**GOAL**
Which lines of the records contain "электроэнергии"? Collect every one of them.

=== SUPPLIED RECORDS ===

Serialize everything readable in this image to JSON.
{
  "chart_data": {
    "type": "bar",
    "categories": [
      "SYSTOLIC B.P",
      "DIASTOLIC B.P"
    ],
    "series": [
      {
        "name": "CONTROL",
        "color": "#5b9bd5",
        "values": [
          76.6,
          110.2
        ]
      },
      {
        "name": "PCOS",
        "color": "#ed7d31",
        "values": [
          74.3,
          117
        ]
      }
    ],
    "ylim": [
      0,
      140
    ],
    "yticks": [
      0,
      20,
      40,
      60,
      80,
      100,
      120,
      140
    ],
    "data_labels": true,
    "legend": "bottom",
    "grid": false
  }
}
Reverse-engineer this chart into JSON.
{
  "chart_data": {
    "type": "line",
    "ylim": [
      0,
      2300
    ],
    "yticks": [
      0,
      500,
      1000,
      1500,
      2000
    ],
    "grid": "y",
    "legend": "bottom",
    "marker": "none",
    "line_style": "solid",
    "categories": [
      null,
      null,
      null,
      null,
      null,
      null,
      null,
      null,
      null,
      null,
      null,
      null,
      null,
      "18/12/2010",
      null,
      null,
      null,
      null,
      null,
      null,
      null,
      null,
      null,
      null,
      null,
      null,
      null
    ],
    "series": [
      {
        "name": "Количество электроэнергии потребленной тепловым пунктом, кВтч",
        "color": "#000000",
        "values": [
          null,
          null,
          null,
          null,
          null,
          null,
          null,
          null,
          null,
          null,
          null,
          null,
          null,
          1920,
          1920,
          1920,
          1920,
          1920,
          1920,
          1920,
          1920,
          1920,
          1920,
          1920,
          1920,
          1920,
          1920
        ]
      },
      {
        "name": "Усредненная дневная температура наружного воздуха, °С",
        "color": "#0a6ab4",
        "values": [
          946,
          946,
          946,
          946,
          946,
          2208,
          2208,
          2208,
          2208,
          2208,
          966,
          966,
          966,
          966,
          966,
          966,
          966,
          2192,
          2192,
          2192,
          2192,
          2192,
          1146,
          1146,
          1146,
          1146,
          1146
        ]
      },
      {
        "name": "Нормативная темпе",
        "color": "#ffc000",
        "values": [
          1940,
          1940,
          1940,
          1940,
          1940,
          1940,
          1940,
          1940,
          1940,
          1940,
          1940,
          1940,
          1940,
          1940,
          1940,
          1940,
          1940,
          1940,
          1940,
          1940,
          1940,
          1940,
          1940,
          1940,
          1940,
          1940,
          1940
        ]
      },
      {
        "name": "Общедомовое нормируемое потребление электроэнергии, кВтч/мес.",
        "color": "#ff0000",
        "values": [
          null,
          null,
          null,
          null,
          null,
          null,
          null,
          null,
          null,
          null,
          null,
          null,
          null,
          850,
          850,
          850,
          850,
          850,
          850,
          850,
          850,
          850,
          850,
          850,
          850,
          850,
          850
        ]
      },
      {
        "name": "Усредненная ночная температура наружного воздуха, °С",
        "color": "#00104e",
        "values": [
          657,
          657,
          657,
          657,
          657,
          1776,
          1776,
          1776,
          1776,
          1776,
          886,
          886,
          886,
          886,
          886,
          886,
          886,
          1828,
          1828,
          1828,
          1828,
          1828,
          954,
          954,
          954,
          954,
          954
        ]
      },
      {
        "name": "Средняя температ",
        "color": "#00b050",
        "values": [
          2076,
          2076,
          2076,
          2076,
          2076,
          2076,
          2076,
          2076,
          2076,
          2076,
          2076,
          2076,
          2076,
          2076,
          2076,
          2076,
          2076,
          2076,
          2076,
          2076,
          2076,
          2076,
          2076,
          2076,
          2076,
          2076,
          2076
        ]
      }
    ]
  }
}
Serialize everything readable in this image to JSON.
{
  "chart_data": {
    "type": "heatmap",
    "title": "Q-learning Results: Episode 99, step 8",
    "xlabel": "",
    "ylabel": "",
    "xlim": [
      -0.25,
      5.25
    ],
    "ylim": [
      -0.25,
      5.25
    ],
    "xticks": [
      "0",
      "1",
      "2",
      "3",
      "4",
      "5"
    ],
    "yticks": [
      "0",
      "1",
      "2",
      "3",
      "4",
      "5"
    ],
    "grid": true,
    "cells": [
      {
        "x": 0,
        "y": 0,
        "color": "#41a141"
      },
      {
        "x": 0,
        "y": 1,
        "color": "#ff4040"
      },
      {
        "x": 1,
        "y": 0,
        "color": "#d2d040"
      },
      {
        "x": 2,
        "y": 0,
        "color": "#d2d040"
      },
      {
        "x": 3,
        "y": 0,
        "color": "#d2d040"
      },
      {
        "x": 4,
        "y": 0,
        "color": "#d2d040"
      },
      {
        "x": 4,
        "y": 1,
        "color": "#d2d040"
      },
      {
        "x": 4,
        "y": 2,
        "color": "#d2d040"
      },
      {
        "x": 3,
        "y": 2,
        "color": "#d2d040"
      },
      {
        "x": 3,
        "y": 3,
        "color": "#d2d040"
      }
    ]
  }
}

===

**THE RESPONSE**
        "name": "Количество электроэнергии потребленной тепловым пунктом, кВтч",
        "name": "Общедомовое нормируемое потребление электроэнергии, кВтч/мес.",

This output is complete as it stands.